[Provided material Boundary: Start]

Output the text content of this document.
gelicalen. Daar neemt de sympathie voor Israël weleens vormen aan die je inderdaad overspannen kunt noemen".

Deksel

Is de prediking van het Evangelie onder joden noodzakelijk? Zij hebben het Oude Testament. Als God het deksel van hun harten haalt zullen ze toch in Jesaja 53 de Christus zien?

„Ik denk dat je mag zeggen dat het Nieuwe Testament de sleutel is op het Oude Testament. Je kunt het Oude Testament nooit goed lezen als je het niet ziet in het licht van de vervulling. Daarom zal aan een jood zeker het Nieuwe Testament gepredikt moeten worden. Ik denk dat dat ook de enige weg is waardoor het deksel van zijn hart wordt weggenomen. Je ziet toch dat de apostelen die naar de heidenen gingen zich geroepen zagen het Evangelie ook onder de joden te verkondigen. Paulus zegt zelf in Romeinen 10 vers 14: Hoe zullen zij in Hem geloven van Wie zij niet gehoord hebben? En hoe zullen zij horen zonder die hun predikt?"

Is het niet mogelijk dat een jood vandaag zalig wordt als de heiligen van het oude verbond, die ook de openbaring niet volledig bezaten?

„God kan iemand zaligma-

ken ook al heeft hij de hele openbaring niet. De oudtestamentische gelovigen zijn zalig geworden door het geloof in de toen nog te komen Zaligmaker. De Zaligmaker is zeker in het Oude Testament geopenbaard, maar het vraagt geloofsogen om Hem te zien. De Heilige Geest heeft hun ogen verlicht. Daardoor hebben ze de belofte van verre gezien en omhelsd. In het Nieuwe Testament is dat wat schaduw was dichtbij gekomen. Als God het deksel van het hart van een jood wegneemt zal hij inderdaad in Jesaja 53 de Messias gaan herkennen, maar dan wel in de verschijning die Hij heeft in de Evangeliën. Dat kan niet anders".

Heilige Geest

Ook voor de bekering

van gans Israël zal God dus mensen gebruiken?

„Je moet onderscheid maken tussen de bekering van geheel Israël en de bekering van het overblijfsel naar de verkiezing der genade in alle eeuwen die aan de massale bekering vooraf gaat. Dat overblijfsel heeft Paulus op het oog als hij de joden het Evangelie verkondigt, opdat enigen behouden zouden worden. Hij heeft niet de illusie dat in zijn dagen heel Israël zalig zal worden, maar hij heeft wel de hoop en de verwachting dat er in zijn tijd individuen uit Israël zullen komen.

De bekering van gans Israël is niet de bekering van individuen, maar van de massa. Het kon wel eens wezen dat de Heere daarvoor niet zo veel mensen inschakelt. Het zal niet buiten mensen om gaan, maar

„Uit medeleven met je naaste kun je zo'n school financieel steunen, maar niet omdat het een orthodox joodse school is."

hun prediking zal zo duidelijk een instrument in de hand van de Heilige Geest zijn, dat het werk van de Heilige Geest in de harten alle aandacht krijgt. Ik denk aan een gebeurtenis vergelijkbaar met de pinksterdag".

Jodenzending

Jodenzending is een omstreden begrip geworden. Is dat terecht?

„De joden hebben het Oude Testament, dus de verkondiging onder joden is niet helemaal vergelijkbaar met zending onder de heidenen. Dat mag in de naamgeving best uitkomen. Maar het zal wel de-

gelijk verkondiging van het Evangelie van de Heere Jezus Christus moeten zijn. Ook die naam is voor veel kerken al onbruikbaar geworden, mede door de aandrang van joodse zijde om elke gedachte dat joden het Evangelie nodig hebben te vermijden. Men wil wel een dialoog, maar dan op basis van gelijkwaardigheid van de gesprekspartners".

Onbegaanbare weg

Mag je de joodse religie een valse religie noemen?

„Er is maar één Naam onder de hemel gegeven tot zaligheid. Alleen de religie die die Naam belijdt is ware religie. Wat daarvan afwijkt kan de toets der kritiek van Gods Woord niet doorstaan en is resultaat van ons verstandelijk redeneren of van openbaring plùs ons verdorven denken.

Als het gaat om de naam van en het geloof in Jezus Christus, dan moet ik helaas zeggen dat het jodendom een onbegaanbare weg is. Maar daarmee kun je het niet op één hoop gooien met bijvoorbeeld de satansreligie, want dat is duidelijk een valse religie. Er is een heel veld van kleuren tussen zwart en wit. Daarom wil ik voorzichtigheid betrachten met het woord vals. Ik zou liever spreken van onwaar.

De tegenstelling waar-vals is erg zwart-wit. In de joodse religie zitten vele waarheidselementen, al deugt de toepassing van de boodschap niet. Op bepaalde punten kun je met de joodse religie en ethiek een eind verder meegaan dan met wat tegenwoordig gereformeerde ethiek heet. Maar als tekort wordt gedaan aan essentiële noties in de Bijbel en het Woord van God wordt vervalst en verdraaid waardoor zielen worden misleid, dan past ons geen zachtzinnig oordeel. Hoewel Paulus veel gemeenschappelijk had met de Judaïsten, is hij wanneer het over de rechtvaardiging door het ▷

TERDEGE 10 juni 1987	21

[Provided material Boundary: End]

Go through the entries above and report each line with the string "Jezus" in it.

Solution to the exercise →
gelijk verkondiging van het Evangelie van de Heere Jezus Christus moeten zijn. Ook die naam is voor veel kerken al onbruikbaar geworden, mede door de aandrang van joodse zijde om elke gedachte dat joden het Evangelie nodig hebben te vermijden. Men wil wel een dialoog, maar dan op basis van gelijkwaardigheid van de gesprekspartners".
Als het gaat om de naam van en het geloof in Jezus Christus, dan moet ik helaas zeggen dat het jodendom een onbegaanbare weg is. Maar daarmee kun je het niet op één hoop gooien met bijvoorbeeld de satansreligie, want dat is duidelijk een valse religie. Er is een heel veld van kleuren tussen zwart en wit. Daarom wil ik voorzichtigheid betrachten met het woord vals. Ik zou liever spreken van onwaar.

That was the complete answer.